___ Data for this task

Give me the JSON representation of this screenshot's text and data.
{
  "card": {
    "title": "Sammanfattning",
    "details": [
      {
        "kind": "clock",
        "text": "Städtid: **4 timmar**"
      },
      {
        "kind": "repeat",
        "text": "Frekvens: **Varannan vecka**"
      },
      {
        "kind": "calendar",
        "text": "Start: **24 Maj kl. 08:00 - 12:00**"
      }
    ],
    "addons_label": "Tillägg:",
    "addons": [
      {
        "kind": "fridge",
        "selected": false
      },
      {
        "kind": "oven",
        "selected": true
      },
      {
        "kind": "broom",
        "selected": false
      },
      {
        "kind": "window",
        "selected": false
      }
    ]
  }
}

______

To be done: Count the lines of the data that include the string "text", and give only that number.

Answer to this problem: 4